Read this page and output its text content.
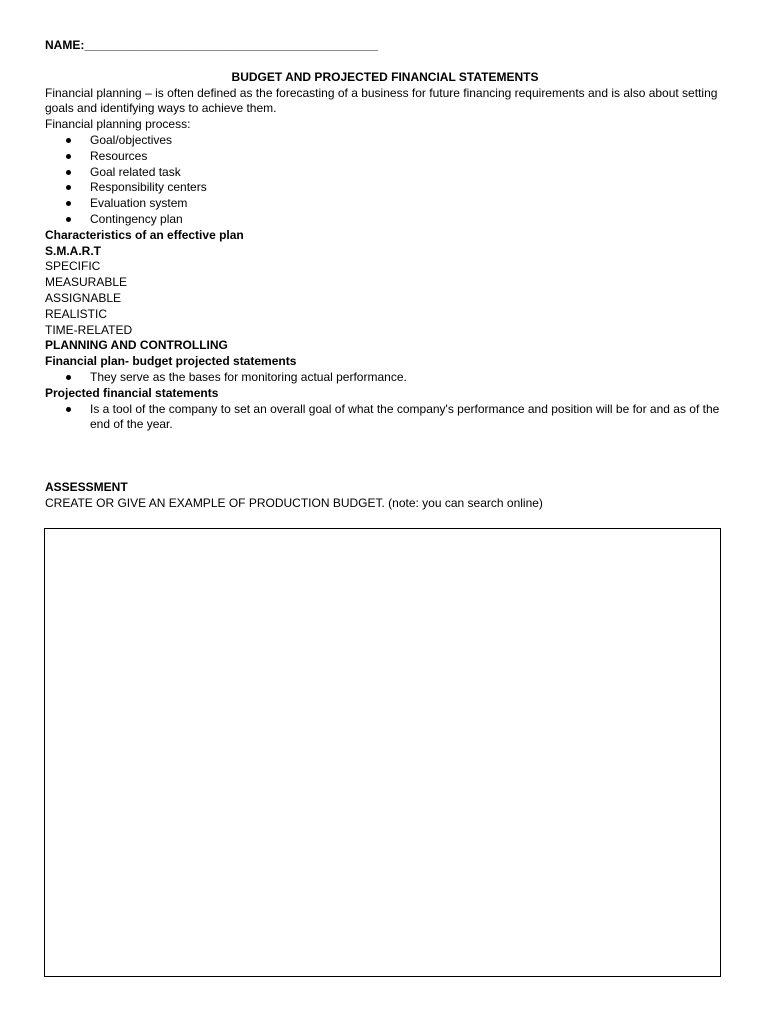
NAME:____________________________________________
BUDGET AND PROJECTED FINANCIAL STATEMENTS
Financial planning – is often defined as the forecasting of a business for future financing requirements and is also about setting goals and identifying ways to achieve them.
Financial planning process:
Goal/objectives
Resources
Goal related task
Responsibility centers
Evaluation system
Contingency plan
Characteristics of an effective plan
S.M.A.R.T
SPECIFIC
MEASURABLE
ASSIGNABLE
REALISTIC
TIME-RELATED
PLANNING AND CONTROLLING
Financial plan- budget projected statements
They serve as the bases for monitoring actual performance.
Projected financial statements
Is a tool of the company to set an overall goal of what the company's performance and position will be for and as of the end of the year.
ASSESSMENT
CREATE OR GIVE AN EXAMPLE OF PRODUCTION BUDGET. (note: you can search online)
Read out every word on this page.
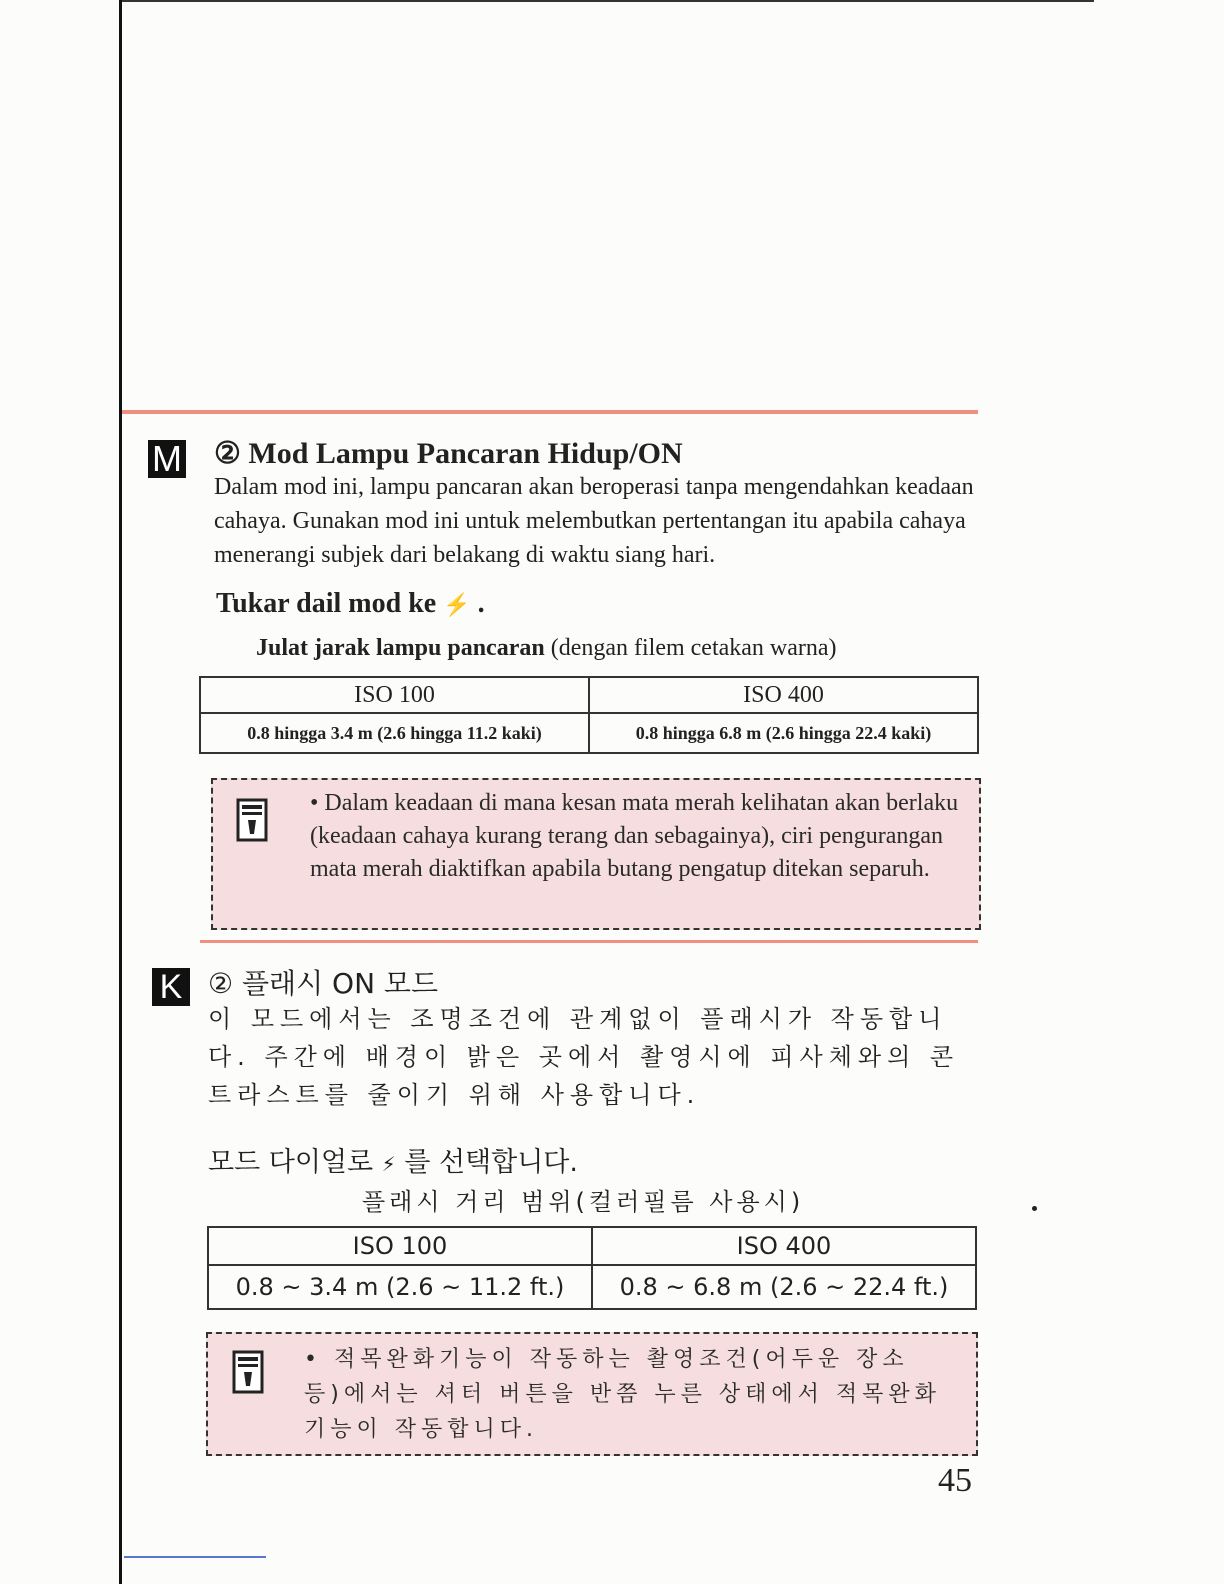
M ② Mod Lampu Pancaran Hidup/ON
Dalam mod ini, lampu pancaran akan beroperasi tanpa mengendahkan keadaan cahaya. Gunakan mod ini untuk melembutkan pertentangan itu apabila cahaya menerangi subjek dari belakang di waktu siang hari.
Tukar dail mod ke ⚡ .
Julat jarak lampu pancaran (dengan filem cetakan warna)
ISO 100	ISO 400
0.8 hingga 3.4 m (2.6 hingga 11.2 kaki)	0.8 hingga 6.8 m (2.6 hingga 22.4 kaki)
• Dalam keadaan di mana kesan mata merah kelihatan akan berlaku (keadaan cahaya kurang terang dan sebagainya), ciri pengurangan mata merah diaktifkan apabila butang pengatup ditekan separuh.
K ② 플래시 ON 모드
이 모드에서는 조명조건에 관계없이 플래시가 작동합니다. 주간에 배경이 밝은 곳에서 촬영시에 피사체와의 콘트라스트를 줄이기 위해 사용합니다.
모드 다이얼로 ⚡ 를 선택합니다.
플래시 거리 범위(컬러필름 사용시)
ISO 100	ISO 400
0.8 ~ 3.4 m (2.6 ~ 11.2 ft.)	0.8 ~ 6.8 m (2.6 ~ 22.4 ft.)
• 적목완화기능이 작동하는 촬영조건(어두운 장소 등)에서는 셔터 버튼을 반쯤 누른 상태에서 적목완화기능이 작동합니다.
45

========

*Stated problem*: Copy the data word for word. Pictures do not go in the copy.

*Full solution*:
Read this page and output its text content.
NAME:____________________________________________
BUDGET AND PROJECTED FINANCIAL STATEMENTS
Financial planning – is often defined as the forecasting of a business for future financing requirements and is also about setting goals and identifying ways to achieve them.
Financial planning process:
Goal/objectives
Resources
Goal related task
Responsibility centers
Evaluation system
Contingency plan
Characteristics of an effective plan
S.M.A.R.T
SPECIFIC
MEASURABLE
ASSIGNABLE
REALISTIC
TIME-RELATED
PLANNING AND CONTROLLING
Financial plan- budget projected statements
They serve as the bases for monitoring actual performance.
Projected financial statements
Is a tool of the company to set an overall goal of what the company's performance and position will be for and as of the end of the year.
ASSESSMENT
CREATE OR GIVE AN EXAMPLE OF PRODUCTION BUDGET. (note: you can search online)
Read out every word on this page.
M ② Mod Lampu Pancaran Hidup/ON
Dalam mod ini, lampu pancaran akan beroperasi tanpa mengendahkan keadaan cahaya. Gunakan mod ini untuk melembutkan pertentangan itu apabila cahaya menerangi subjek dari belakang di waktu siang hari.
Tukar dail mod ke ⚡ .
Julat jarak lampu pancaran (dengan filem cetakan warna)
ISO 100	ISO 400
0.8 hingga 3.4 m (2.6 hingga 11.2 kaki)	0.8 hingga 6.8 m (2.6 hingga 22.4 kaki)
• Dalam keadaan di mana kesan mata merah kelihatan akan berlaku (keadaan cahaya kurang terang dan sebagainya), ciri pengurangan mata merah diaktifkan apabila butang pengatup ditekan separuh.
K ② 플래시 ON 모드
이 모드에서는 조명조건에 관계없이 플래시가 작동합니다. 주간에 배경이 밝은 곳에서 촬영시에 피사체와의 콘트라스트를 줄이기 위해 사용합니다.
모드 다이얼로 ⚡ 를 선택합니다.
플래시 거리 범위(컬러필름 사용시)
ISO 100	ISO 400
0.8 ~ 3.4 m (2.6 ~ 11.2 ft.)	0.8 ~ 6.8 m (2.6 ~ 22.4 ft.)
• 적목완화기능이 작동하는 촬영조건(어두운 장소 등)에서는 셔터 버튼을 반쯤 누른 상태에서 적목완화기능이 작동합니다.
45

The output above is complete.